> WHAT YOU WILL DO: Can you sum up the Long Island Sound post below in two sentences?

> SELECTED EXTRACT:
Thursday, March 26, 2009

Long Island Sound

Long Island Sound
I see it as it looked one afternoon In August, 
by a fresh soft breeze o'erblown
The swiftness of the tide,
 the light thereon A far off sail,
 white as a crescent moon
The shining waters with pale currents strewn
The quiet fishing shacks, the Eastern cove
The semi-circle of its dark green cove
The luminous grasses,
 and the merry sun
In the grave sky, 
the sparkle far and wide
Laughter of unseen children,
 cheerful chirps Of crickets,
 and low lisp of rippling tide
Light summer clouds
 fantastical as sleep
Changing un-noted,
 while I gaze thereon
All these fair sounds and sights
 I made my own
Emma Lazarus (1849-1887)


Unknown said...

This is what I think most people think when they think of the Sound.

Anonymous said...

I love the sails moving with the wind, and hope to catch it some day in a painting.

Larry said...

Beutiful images of sail boats.You know-I've never been on one but I bet that I'd like it.

Unknown said...


A painting of a sailboat?
I have never heard of a such a crazy thing. :)

You would Larry, You would!

Anonymous said...

Nice pictures, nice poem. The sailboats are a class called International One Designs, first sailed in 1936.

I enjoy your site. As a boy I spent many summer in Sag Harbor, long before its recent promotion to 'destination' status and annexation by the Hamptons I now have a sailboat (not an IOD) in Noank and sail as often as I can get away in the summer.


Unknown said...

Thanks for the kind words and the info on the sailboat class. I am very weak on that subject.

I too, spent some summers in Sag Harbor back when there was still a hardware store and a diner on Main Street.

WeSailFurther said...

As of two (or is it three, now?) summers ago that hardware store was still there, and man is it sweet! They have literally everything you can think of. I could spend hours in there.

But I broke up with that girl, and so, no more SH.

I love that you add poetry, Soundbounder...

Unknown said...

Thanks for the comments.
That's good to hear about Sag Harbor.
I always thought it was an ideal village because it had basic provisions like groceries, hardware etc adjacent to the waterfront.

> DATA FOR ANALYSIS:
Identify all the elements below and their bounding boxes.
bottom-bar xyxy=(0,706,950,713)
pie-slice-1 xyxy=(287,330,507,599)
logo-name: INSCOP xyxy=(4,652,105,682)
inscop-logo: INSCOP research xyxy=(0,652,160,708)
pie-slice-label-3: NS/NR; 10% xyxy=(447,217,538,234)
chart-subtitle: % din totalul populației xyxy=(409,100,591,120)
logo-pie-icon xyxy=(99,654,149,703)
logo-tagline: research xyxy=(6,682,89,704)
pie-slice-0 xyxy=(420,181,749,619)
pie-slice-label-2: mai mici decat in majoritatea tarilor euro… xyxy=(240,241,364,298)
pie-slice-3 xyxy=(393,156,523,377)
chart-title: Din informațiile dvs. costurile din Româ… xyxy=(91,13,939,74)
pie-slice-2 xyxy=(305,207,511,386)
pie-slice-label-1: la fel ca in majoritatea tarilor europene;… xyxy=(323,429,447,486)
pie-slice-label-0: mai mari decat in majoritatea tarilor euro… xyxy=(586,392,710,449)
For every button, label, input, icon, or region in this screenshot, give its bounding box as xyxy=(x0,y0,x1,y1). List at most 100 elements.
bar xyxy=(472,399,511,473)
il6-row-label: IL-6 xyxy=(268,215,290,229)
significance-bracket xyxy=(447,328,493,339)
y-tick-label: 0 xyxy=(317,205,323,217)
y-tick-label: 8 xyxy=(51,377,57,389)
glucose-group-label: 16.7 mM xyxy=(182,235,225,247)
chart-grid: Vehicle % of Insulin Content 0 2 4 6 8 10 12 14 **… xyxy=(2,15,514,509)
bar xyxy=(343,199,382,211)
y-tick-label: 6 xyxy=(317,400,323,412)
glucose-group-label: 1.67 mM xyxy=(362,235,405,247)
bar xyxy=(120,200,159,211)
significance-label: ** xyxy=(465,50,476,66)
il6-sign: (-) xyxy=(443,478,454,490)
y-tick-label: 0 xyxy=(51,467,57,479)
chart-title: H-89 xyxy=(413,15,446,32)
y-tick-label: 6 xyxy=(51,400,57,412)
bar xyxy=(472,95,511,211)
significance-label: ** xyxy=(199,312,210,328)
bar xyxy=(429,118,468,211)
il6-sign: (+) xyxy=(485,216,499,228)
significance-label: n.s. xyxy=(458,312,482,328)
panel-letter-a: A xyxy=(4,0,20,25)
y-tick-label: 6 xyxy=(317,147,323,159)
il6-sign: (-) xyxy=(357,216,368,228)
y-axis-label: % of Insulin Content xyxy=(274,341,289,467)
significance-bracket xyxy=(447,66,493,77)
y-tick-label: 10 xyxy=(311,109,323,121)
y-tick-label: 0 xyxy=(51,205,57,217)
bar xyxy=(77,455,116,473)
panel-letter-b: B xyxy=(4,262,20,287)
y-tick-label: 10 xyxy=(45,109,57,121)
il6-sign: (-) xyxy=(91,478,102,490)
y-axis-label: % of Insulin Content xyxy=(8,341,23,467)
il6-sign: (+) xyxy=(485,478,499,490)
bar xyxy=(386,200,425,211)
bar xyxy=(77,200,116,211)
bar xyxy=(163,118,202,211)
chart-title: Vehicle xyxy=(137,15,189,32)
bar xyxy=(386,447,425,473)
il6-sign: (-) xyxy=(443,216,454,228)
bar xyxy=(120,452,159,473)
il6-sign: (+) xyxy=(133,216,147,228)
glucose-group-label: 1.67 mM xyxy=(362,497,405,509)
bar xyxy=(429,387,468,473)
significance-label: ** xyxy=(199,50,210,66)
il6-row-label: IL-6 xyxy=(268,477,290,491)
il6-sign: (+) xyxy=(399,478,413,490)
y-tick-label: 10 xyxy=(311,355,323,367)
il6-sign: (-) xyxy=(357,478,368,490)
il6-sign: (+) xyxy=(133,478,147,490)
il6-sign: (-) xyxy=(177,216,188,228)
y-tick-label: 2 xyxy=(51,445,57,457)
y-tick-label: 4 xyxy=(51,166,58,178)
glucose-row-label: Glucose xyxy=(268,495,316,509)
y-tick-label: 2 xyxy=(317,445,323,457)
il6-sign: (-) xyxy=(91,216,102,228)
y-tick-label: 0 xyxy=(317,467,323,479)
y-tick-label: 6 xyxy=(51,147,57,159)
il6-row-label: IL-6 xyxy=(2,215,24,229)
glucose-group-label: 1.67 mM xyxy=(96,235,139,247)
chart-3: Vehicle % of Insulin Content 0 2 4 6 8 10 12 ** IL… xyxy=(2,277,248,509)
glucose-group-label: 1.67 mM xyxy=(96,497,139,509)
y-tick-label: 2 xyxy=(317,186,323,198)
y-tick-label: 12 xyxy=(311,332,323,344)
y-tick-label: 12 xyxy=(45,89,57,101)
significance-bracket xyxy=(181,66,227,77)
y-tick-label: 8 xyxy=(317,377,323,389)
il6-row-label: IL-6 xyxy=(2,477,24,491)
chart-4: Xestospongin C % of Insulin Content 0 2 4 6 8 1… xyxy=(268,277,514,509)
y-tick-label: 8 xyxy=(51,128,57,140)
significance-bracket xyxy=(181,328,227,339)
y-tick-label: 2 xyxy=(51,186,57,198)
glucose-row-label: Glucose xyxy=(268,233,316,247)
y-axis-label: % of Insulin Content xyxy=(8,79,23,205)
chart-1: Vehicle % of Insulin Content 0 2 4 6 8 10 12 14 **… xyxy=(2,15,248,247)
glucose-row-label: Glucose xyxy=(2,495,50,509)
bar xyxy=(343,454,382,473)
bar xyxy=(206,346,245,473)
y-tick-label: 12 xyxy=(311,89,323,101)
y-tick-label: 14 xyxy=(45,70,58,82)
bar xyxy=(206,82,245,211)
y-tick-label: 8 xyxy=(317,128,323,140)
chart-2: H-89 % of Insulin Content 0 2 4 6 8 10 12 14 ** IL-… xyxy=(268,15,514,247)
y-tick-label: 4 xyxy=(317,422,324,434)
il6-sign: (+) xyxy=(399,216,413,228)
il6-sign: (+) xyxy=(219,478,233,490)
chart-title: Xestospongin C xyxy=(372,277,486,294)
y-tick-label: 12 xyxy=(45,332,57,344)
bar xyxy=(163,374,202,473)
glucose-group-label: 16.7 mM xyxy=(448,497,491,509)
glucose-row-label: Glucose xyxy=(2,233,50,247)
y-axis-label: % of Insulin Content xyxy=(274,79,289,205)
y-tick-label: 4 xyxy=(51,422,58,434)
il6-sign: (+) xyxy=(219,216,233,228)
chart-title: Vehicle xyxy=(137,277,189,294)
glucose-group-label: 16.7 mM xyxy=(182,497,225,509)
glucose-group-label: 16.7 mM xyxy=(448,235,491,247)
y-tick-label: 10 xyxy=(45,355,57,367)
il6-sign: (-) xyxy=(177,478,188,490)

> WRITTEN SOLUTION: The post gives Emma Lazarus's poem "Long Island Sound," which describes the Sound one August afternoon: a far-off sail, shining waters, quiet fishing shacks, luminous grasses, children's laughter, crickets, the rippling tide and light summer clouds, all of which the speaker claims. Commenters praise the sailboat images and the poem, one identifies the boats as International One Designs first sailed in 1936, and several share memories of summers in Sag Harbor and its hardware store.